> WRITTEN TASK
Copy the data that follows, character for character, minus the pictures.

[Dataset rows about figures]
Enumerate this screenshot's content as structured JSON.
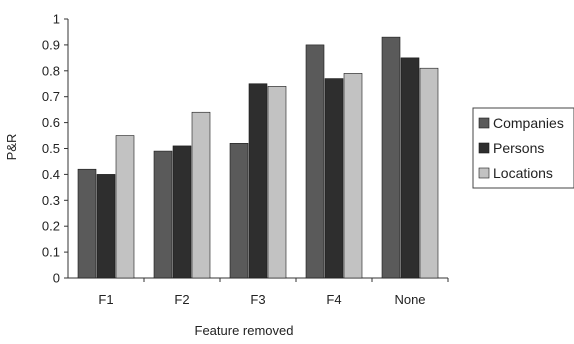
{
  "chart_data": {
    "type": "bar",
    "categories": [
      "F1",
      "F2",
      "F3",
      "F4",
      "None"
    ],
    "series": [
      {
        "name": "Companies",
        "values": [
          0.42,
          0.49,
          0.52,
          0.9,
          0.93
        ]
      },
      {
        "name": "Persons",
        "values": [
          0.4,
          0.51,
          0.75,
          0.77,
          0.85
        ]
      },
      {
        "name": "Locations",
        "values": [
          0.55,
          0.64,
          0.74,
          0.79,
          0.81
        ]
      }
    ],
    "title": "",
    "xlabel": "Feature removed",
    "ylabel": "P&R",
    "ylim": [
      0,
      1
    ],
    "yticks": [
      "0",
      "0.1",
      "0.2",
      "0.3",
      "0.4",
      "0.5",
      "0.6",
      "0.7",
      "0.8",
      "0.9",
      "1"
    ],
    "grid": false,
    "legend": "right",
    "colors": [
      "#5a5a5a",
      "#2e2e2e",
      "#c2c2c2"
    ]
  }
}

> EXERCISE RESULT
Enumerate this screenshot's content as structured JSON.
{
  "chart_data": {
    "type": "bar",
    "categories": [
      "F1",
      "F2",
      "F3",
      "F4",
      "None"
    ],
    "series": [
      {
        "name": "Companies",
        "values": [
          0.42,
          0.49,
          0.52,
          0.9,
          0.93
        ]
      },
      {
        "name": "Persons",
        "values": [
          0.4,
          0.51,
          0.75,
          0.77,
          0.85
        ]
      },
      {
        "name": "Locations",
        "values": [
          0.55,
          0.64,
          0.74,
          0.79,
          0.81
        ]
      }
    ],
    "title": "",
    "xlabel": "Feature removed",
    "ylabel": "P&R",
    "ylim": [
      0,
      1
    ],
    "yticks": [
      "0",
      "0.1",
      "0.2",
      "0.3",
      "0.4",
      "0.5",
      "0.6",
      "0.7",
      "0.8",
      "0.9",
      "1"
    ],
    "grid": false,
    "legend": "right",
    "colors": [
      "#5a5a5a",
      "#2e2e2e",
      "#c2c2c2"
    ]
  }
}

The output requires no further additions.